* Begin *

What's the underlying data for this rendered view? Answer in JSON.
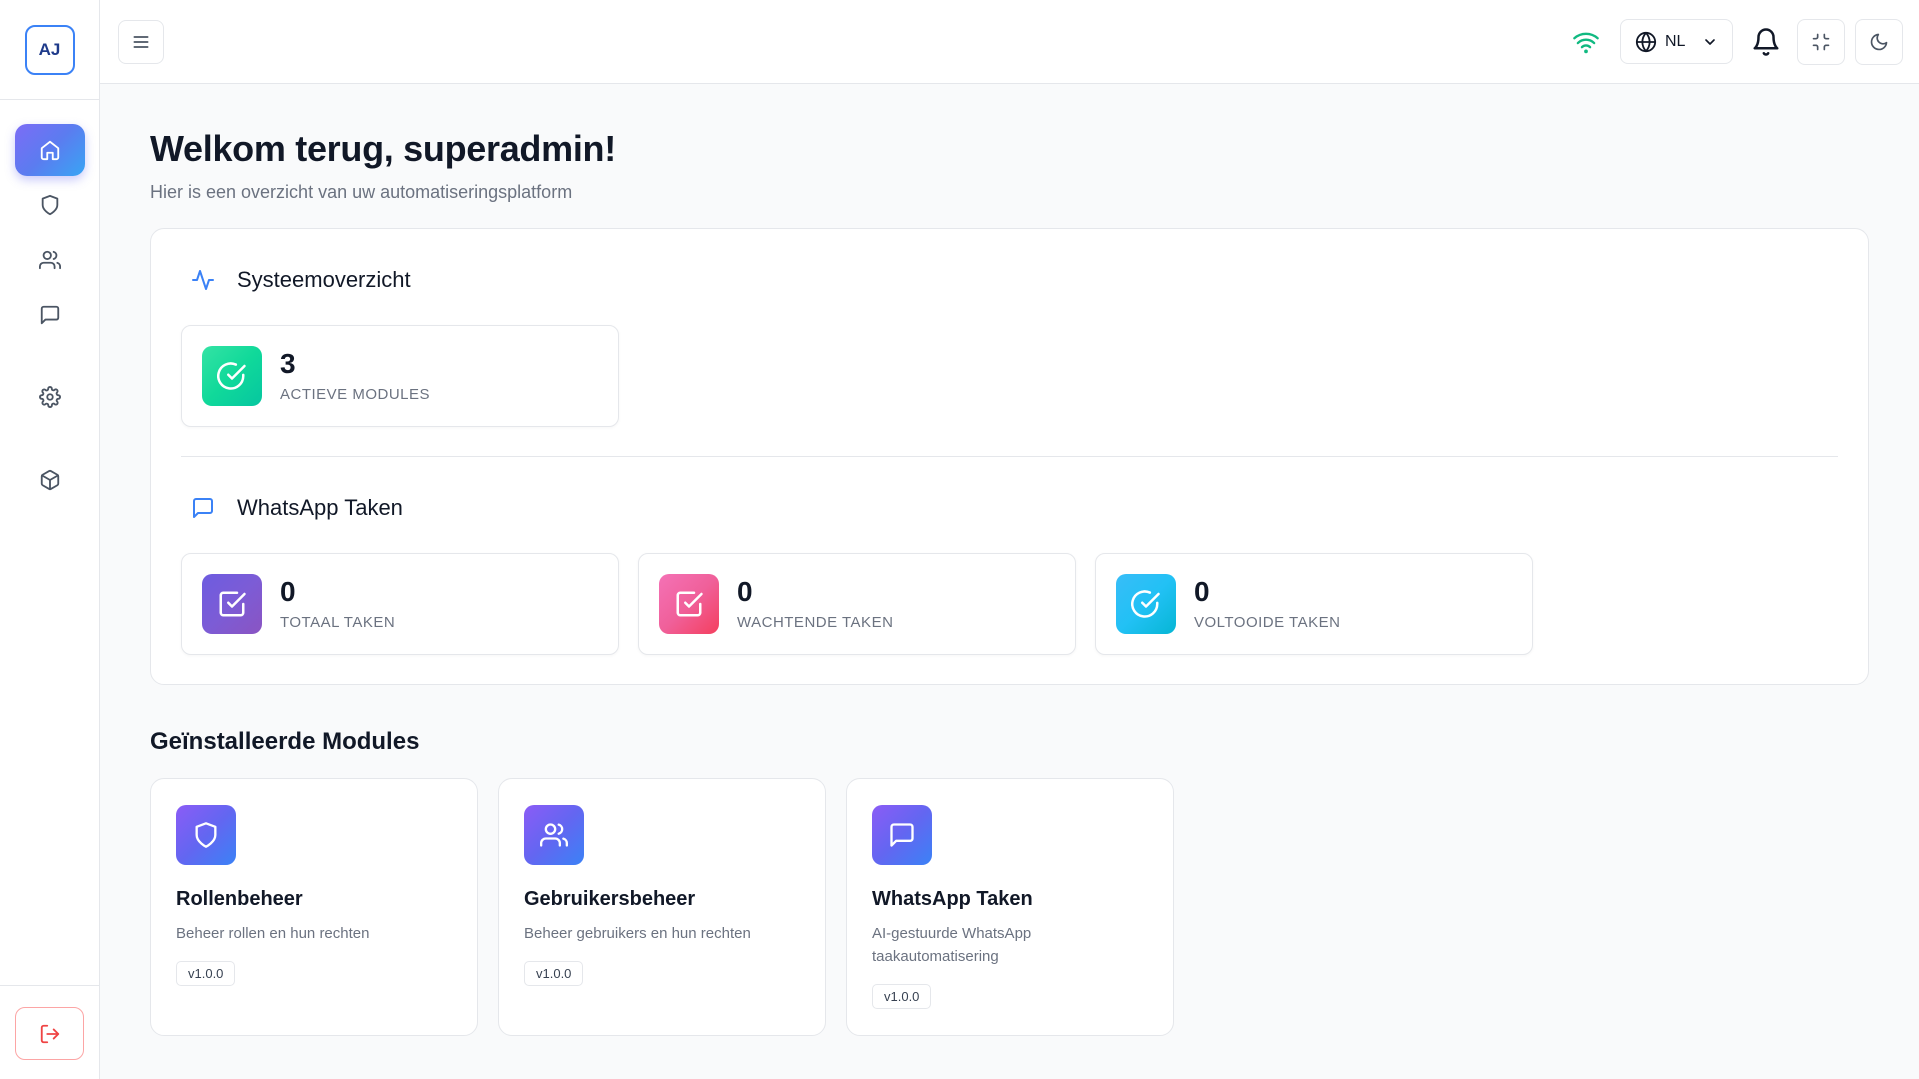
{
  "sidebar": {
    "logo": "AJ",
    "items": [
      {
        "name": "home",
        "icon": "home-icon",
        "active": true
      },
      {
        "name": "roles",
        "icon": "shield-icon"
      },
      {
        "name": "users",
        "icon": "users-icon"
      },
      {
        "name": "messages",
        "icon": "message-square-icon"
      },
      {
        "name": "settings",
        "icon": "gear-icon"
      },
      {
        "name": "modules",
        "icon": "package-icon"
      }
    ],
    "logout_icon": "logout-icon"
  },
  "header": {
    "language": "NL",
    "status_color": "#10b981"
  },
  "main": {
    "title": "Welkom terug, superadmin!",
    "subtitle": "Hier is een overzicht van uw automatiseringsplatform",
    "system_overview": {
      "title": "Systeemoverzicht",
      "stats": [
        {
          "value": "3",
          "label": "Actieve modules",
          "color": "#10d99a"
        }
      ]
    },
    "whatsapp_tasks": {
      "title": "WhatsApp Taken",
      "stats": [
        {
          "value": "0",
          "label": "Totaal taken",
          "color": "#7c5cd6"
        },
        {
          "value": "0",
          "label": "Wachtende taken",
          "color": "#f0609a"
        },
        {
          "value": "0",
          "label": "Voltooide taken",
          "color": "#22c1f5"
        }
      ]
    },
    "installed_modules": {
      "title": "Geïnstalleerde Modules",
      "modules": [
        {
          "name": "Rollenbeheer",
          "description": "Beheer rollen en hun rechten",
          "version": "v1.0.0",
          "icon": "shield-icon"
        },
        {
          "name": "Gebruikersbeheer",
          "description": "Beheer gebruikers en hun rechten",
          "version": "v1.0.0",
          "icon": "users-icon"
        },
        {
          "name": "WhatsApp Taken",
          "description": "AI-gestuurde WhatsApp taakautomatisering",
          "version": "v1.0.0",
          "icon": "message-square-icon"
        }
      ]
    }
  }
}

* End *
* Begin *

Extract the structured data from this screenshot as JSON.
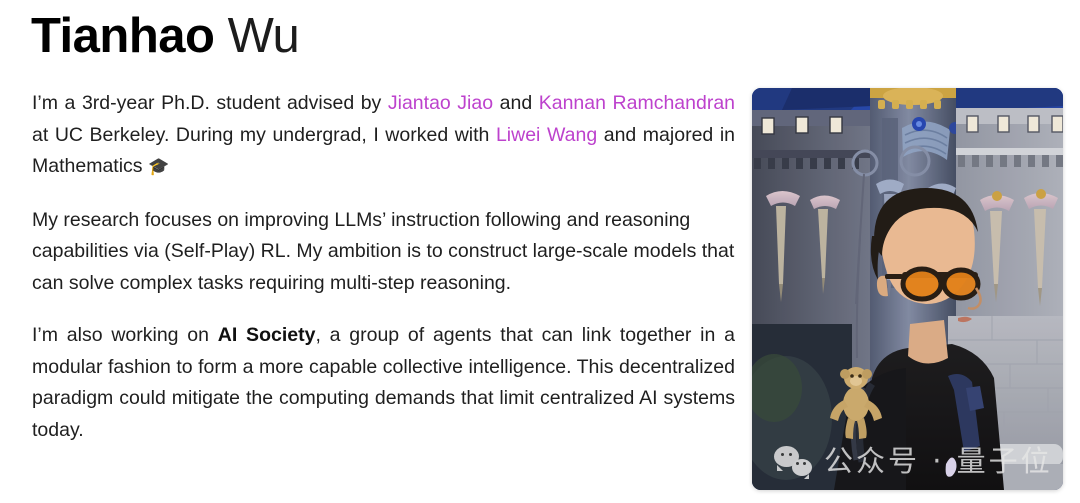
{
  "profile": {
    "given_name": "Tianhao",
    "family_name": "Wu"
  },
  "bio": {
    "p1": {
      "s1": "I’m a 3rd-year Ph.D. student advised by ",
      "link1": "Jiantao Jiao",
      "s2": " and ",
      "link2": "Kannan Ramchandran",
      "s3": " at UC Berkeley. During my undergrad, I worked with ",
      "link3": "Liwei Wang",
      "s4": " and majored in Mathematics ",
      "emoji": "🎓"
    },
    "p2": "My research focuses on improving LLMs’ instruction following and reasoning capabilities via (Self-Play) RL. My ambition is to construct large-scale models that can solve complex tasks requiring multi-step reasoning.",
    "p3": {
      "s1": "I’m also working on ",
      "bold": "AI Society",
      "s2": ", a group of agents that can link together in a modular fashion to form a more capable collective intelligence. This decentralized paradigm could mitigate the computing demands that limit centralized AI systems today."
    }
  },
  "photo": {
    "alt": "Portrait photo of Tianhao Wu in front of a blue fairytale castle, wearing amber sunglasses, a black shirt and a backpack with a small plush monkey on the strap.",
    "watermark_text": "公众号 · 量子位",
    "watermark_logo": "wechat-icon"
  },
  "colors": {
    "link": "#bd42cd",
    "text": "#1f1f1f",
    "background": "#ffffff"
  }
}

* End *
* Begin *

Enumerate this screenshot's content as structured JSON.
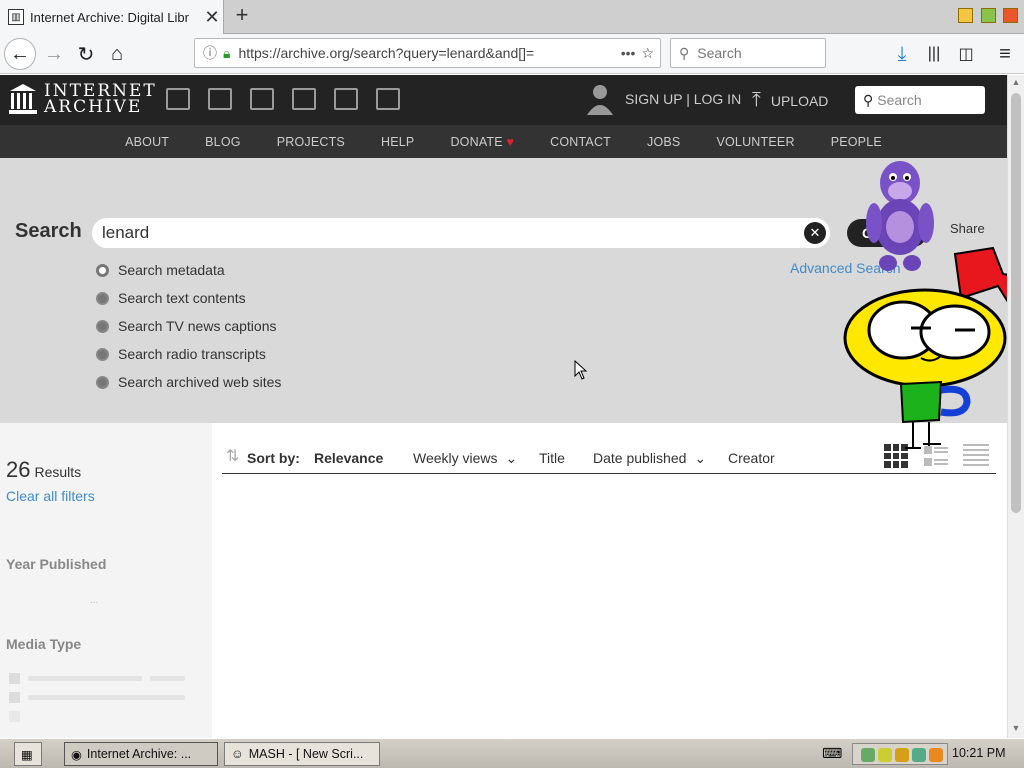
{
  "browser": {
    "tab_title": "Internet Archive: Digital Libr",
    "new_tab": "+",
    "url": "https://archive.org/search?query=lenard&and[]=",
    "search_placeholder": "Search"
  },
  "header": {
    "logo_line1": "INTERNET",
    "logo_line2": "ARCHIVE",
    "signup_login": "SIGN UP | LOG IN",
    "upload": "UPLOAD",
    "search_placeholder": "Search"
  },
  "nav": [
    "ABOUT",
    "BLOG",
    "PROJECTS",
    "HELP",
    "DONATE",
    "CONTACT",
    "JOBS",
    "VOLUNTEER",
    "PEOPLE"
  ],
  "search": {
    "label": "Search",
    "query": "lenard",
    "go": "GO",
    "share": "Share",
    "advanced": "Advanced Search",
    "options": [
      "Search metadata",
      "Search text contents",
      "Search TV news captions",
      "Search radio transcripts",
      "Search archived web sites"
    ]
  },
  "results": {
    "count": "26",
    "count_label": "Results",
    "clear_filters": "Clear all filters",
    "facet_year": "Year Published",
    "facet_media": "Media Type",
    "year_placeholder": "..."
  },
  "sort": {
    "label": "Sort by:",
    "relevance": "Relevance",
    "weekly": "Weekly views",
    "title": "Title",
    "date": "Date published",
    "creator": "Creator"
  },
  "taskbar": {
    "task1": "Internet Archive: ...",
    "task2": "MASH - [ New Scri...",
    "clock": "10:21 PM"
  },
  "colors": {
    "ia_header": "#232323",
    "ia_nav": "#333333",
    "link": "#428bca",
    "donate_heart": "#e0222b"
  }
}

* End *

WHAT NEEDS TO BE DONE
Lines that hold "photo" are the ones to copy; find all of them.

EXPECTED ANSWER
  "photo": {
    "alt": "Portrait photo of Tianhao Wu in front of a blue fairytale castle, wearing amber sunglasses, a black shirt and a backpack with a small plush monkey on the strap.",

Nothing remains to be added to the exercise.